Requirements -
Work through the data line by line, gathering every line that has the word "title".

--- --- ---

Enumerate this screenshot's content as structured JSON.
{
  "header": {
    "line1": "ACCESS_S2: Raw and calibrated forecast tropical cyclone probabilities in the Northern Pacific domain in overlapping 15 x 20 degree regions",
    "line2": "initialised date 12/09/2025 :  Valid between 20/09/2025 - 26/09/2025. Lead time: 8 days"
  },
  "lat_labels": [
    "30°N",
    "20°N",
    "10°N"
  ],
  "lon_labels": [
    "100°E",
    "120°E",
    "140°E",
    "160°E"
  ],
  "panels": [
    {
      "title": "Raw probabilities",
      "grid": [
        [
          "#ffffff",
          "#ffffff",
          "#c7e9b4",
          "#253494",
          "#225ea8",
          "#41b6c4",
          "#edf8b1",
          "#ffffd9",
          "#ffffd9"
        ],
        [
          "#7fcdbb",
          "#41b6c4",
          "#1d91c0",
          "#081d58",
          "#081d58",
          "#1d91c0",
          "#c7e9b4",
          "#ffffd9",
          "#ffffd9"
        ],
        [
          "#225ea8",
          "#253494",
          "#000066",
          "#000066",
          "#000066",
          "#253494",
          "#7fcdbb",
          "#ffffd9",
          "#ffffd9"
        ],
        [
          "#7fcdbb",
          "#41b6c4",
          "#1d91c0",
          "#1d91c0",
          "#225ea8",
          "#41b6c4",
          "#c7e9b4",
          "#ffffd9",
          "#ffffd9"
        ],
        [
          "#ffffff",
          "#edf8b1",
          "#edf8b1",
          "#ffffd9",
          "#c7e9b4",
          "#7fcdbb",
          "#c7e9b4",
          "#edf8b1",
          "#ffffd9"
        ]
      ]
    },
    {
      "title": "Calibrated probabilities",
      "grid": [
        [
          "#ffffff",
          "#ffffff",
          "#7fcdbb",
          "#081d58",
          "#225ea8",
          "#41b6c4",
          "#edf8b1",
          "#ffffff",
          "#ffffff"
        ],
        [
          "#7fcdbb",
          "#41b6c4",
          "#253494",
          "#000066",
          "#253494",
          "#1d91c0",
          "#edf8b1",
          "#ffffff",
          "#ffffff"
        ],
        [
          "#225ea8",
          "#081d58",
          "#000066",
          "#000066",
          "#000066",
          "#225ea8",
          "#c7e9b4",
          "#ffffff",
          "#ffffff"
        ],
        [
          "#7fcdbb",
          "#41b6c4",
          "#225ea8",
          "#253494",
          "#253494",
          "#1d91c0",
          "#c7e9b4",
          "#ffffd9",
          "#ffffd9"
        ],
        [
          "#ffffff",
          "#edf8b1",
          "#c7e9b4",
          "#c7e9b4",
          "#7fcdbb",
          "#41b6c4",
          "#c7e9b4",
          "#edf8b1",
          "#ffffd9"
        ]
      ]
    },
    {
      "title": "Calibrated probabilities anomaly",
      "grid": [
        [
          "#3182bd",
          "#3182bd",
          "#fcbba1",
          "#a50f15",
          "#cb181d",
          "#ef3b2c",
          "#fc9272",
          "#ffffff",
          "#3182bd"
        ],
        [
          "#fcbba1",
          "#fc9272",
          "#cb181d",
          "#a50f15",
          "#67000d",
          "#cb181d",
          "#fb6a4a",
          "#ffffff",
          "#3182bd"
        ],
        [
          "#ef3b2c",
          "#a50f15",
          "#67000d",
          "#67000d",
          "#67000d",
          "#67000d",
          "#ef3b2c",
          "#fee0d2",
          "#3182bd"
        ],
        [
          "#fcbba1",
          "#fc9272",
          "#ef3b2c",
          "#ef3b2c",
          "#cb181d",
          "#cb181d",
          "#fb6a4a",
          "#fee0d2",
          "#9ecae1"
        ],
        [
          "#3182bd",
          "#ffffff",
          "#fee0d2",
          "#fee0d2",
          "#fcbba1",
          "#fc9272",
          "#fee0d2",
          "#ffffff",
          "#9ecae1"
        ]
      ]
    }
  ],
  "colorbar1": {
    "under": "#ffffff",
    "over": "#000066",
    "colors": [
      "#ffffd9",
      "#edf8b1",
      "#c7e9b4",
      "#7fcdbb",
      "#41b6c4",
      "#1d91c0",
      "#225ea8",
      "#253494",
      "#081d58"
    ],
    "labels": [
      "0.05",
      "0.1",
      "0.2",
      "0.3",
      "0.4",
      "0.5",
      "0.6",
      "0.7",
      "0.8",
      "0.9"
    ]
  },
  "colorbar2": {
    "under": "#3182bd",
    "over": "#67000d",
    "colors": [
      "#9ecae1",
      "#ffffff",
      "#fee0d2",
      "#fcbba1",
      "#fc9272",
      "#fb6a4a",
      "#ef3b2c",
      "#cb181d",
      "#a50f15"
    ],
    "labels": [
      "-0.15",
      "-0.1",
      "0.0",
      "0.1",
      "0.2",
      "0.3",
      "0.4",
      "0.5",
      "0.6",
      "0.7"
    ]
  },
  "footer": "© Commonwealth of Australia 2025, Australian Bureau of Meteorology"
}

--- --- ---

Result for this exercise -
      "title": "Raw probabilities",
      "title": "Calibrated probabilities",
      "title": "Calibrated probabilities anomaly",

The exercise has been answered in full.